Task instructions: Rewrite the lines starting at the one containing "163, 753, 182]" and ending at the one containing "35, 58, 52]", changing "interactable" to "clickable" and leaving everything else the same.

BEGIN Information given

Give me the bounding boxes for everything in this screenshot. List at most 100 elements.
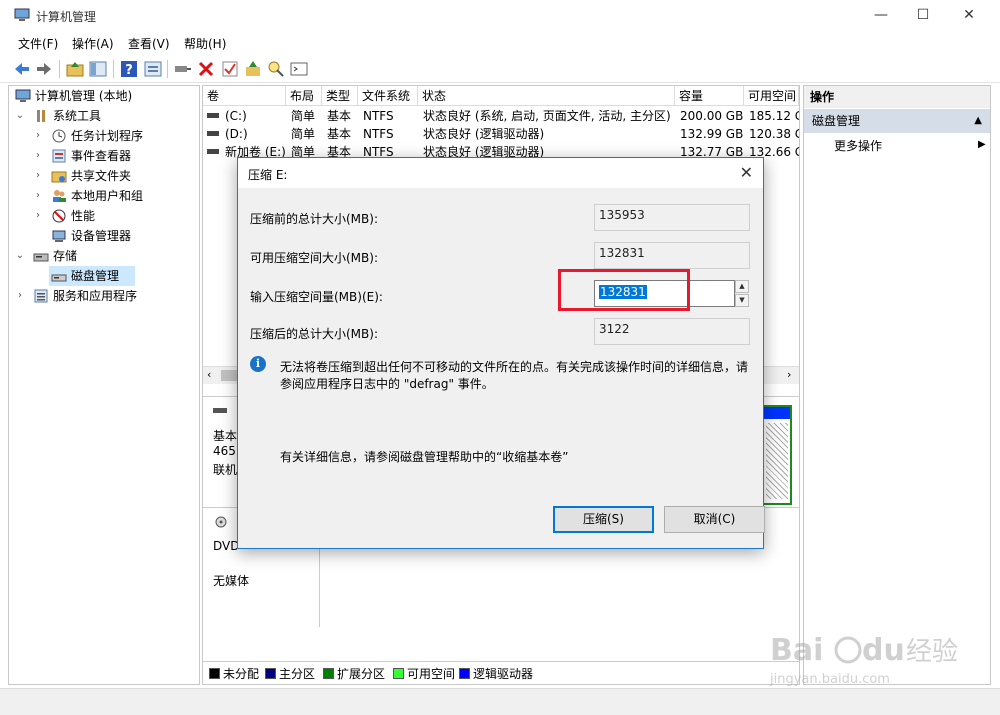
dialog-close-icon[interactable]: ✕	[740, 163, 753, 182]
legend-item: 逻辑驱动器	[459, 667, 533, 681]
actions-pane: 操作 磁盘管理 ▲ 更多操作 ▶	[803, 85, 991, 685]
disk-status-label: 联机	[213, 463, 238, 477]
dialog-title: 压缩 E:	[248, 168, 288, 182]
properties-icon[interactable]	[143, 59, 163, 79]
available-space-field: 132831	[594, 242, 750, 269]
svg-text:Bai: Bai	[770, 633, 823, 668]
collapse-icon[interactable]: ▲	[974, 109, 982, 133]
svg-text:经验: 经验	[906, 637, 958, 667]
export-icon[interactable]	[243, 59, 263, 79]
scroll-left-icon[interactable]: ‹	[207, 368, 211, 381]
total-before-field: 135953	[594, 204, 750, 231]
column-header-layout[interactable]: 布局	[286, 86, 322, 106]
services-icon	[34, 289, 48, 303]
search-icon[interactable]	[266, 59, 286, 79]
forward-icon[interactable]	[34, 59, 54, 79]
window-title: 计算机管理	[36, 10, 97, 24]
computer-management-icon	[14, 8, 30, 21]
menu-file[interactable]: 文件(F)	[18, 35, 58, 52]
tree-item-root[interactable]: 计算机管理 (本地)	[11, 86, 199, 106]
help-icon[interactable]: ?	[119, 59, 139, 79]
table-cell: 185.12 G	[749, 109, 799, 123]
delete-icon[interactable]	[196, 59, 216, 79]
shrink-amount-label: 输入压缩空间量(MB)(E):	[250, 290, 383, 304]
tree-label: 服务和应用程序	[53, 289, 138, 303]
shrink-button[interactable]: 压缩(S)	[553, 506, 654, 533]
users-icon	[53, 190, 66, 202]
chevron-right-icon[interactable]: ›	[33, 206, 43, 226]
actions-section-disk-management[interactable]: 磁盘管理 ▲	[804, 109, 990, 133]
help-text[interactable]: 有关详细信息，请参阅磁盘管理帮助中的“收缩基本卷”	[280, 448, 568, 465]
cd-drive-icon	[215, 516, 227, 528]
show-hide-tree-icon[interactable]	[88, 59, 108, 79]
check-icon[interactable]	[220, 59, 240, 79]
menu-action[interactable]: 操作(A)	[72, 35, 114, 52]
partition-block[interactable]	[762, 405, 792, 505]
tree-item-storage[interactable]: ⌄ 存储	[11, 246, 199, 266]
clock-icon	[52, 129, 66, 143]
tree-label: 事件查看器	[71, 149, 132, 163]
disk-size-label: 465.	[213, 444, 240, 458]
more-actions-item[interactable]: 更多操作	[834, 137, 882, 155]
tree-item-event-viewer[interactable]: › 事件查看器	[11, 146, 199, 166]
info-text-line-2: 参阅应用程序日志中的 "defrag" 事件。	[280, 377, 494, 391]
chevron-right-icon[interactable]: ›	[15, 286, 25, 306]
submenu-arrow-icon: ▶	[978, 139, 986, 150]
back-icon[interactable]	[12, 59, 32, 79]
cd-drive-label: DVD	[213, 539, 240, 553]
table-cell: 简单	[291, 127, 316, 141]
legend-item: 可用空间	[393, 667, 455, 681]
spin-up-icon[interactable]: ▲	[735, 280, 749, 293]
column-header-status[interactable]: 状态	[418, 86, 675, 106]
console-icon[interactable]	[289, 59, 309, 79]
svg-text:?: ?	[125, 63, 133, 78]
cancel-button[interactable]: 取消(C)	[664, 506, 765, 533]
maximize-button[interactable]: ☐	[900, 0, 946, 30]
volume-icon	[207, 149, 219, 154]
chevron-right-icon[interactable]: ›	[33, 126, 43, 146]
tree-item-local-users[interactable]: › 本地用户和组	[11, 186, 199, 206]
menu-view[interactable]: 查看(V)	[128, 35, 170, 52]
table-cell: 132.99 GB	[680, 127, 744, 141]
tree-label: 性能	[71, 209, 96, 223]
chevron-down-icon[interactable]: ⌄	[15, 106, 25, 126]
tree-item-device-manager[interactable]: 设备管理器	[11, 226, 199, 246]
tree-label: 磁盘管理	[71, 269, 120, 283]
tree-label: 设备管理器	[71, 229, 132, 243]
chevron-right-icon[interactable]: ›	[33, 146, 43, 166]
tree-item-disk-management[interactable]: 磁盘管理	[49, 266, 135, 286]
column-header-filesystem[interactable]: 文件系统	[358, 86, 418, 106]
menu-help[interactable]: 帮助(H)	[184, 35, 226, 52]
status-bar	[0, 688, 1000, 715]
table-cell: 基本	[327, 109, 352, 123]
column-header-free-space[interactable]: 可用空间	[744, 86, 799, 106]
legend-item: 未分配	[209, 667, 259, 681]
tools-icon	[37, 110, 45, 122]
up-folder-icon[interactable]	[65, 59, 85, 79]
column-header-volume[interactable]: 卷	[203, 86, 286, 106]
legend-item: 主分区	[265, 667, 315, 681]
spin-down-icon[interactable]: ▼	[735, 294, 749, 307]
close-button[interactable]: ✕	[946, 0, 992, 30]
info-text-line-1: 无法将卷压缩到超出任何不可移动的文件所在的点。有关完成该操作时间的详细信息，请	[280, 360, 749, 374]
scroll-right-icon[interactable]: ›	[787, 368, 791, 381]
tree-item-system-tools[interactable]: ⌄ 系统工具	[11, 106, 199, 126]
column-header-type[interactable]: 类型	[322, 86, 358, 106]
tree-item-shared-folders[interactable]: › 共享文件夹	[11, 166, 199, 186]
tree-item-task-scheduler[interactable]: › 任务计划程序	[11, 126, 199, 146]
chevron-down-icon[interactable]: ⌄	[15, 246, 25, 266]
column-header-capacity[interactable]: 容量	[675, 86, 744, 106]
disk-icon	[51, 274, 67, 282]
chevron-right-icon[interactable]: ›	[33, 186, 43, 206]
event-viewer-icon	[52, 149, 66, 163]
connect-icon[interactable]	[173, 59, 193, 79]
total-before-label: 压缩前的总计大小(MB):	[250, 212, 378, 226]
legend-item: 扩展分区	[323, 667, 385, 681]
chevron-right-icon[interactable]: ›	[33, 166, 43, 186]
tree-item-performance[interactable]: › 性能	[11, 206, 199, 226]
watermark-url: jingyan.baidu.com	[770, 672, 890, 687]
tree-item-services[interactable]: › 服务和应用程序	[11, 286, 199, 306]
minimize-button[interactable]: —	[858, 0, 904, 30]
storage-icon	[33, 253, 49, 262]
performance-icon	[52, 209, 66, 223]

END Information given
BEGIN Information given

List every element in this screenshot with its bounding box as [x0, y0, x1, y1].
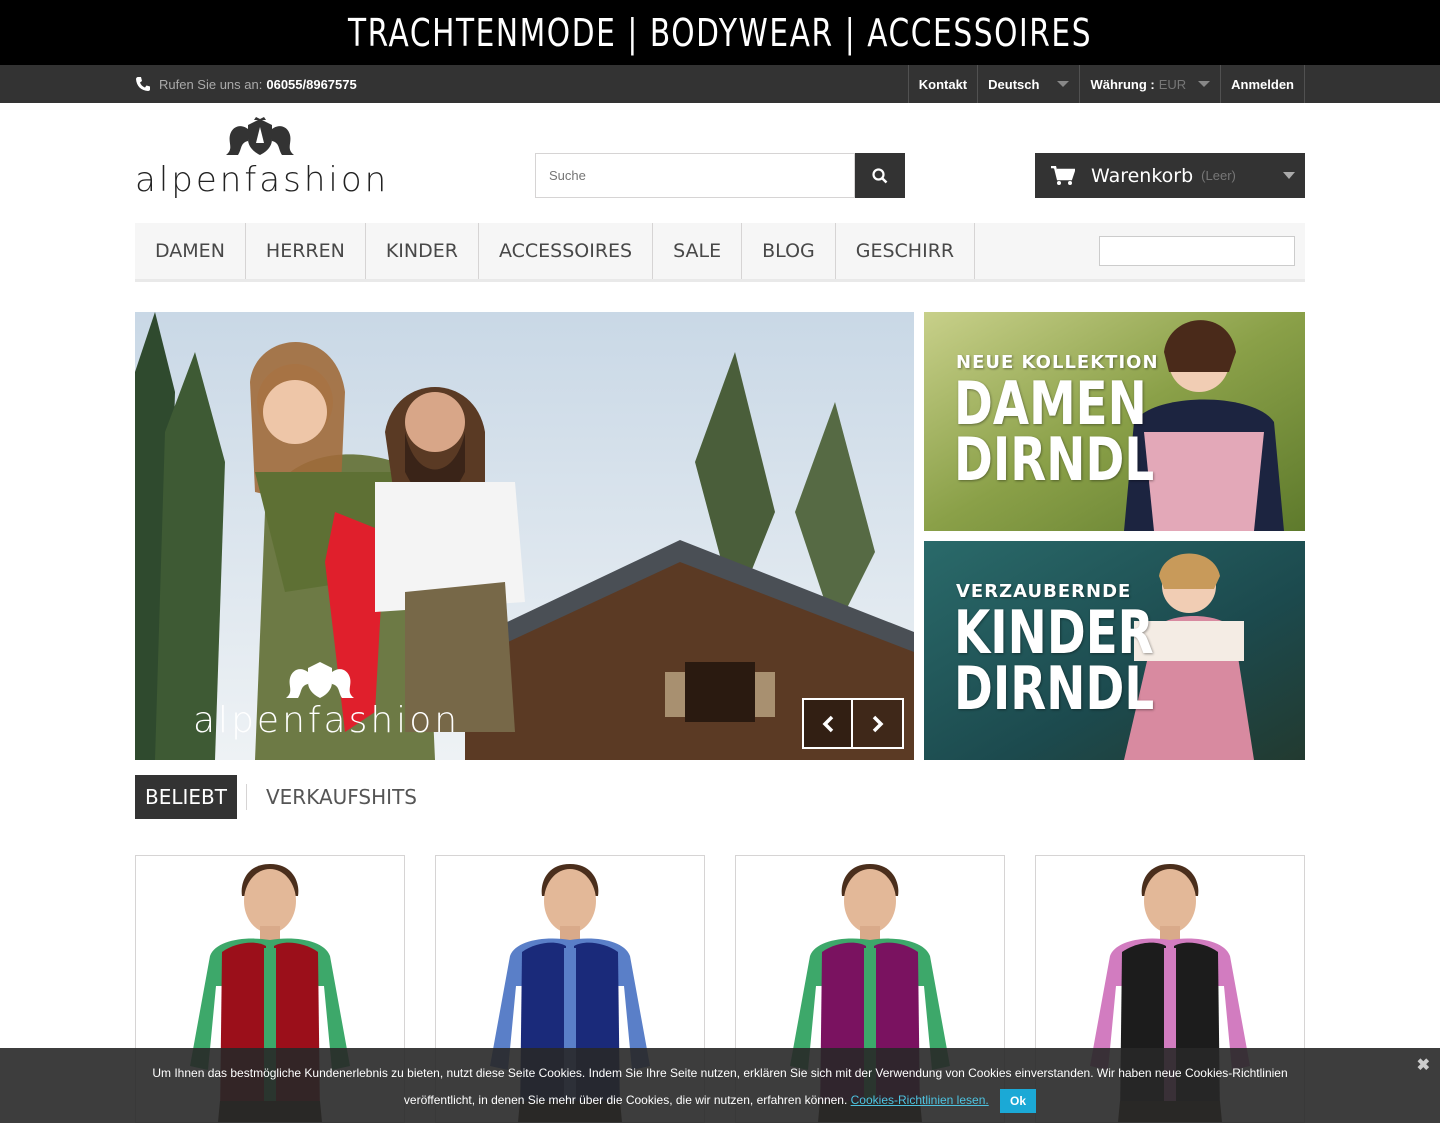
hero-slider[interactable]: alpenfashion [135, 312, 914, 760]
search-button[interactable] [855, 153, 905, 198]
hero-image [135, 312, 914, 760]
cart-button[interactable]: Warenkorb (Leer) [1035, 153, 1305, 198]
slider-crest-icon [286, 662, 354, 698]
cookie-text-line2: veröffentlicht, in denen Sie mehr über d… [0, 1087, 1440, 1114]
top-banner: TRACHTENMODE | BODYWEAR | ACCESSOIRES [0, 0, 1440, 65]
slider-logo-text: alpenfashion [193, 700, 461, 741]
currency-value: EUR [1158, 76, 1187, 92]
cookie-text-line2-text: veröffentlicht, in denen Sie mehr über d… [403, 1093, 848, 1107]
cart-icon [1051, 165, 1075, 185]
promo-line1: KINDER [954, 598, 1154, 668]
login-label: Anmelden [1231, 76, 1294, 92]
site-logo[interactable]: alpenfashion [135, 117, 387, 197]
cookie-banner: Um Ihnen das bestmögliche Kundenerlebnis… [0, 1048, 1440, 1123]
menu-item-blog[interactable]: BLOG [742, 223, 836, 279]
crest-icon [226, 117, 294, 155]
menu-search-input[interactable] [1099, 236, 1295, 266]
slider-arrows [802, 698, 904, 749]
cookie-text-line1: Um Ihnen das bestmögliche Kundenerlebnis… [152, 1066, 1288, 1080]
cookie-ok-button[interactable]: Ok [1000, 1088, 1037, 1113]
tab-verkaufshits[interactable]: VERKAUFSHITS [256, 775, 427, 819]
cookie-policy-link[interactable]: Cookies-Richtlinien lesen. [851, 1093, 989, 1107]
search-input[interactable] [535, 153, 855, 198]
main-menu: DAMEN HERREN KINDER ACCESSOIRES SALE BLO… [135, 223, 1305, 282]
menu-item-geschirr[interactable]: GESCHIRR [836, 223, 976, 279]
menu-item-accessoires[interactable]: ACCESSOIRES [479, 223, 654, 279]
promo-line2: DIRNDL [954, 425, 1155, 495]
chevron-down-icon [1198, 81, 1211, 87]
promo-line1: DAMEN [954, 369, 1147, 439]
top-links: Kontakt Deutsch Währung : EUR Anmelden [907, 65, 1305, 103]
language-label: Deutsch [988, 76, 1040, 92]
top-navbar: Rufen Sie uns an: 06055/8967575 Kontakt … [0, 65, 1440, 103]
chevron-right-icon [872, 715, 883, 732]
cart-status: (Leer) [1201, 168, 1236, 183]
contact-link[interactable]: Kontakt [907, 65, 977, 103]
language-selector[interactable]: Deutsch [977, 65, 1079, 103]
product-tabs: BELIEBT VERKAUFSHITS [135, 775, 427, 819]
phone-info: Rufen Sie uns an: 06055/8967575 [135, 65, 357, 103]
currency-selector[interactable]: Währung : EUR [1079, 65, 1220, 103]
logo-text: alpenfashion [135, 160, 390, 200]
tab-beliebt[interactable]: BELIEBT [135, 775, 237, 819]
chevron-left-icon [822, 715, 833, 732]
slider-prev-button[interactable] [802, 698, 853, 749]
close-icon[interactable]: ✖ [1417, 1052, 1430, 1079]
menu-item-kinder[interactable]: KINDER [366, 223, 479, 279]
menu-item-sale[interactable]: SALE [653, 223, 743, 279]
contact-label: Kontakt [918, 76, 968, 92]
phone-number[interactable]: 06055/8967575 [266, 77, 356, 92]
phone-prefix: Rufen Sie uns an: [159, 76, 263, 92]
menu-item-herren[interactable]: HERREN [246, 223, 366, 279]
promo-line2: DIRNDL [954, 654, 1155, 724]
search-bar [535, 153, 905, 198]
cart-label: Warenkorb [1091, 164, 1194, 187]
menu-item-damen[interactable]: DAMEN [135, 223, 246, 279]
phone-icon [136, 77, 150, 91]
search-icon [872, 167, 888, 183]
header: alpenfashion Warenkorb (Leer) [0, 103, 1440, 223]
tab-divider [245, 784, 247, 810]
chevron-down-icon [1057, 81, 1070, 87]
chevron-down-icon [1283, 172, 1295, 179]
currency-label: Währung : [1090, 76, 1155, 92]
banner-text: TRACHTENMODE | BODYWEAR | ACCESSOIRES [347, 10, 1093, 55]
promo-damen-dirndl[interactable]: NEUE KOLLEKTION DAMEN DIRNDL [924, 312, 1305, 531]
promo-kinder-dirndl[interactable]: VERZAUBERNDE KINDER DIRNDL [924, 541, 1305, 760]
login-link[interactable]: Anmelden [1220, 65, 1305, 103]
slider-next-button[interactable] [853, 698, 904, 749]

END Information given

Full output:
dialog-close-icon[clickable]: ✕	[740, 163, 753, 182]
legend-item: 逻辑驱动器	[459, 667, 533, 681]
actions-pane: 操作 磁盘管理 ▲ 更多操作 ▶	[803, 85, 991, 685]
disk-status-label: 联机	[213, 463, 238, 477]
dialog-title: 压缩 E:	[248, 168, 288, 182]
properties-icon[clickable]	[143, 59, 163, 79]
available-space-field: 132831	[594, 242, 750, 269]
svg-text:Bai: Bai	[770, 633, 823, 668]
collapse-icon[clickable]: ▲	[974, 109, 982, 133]
svg-text:经验: 经验	[906, 637, 958, 667]
export-icon[clickable]	[243, 59, 263, 79]
scroll-left-icon[clickable]: ‹	[207, 368, 211, 381]
total-before-field: 135953	[594, 204, 750, 231]
column-header-layout[clickable]: 布局	[286, 86, 322, 106]
services-icon	[34, 289, 48, 303]
search-icon[clickable]	[266, 59, 286, 79]
forward-icon[clickable]	[34, 59, 54, 79]
window-title: 计算机管理	[36, 10, 97, 24]
computer-management-icon	[14, 8, 30, 21]
menu-file[clickable]: 文件(F)	[18, 35, 58, 52]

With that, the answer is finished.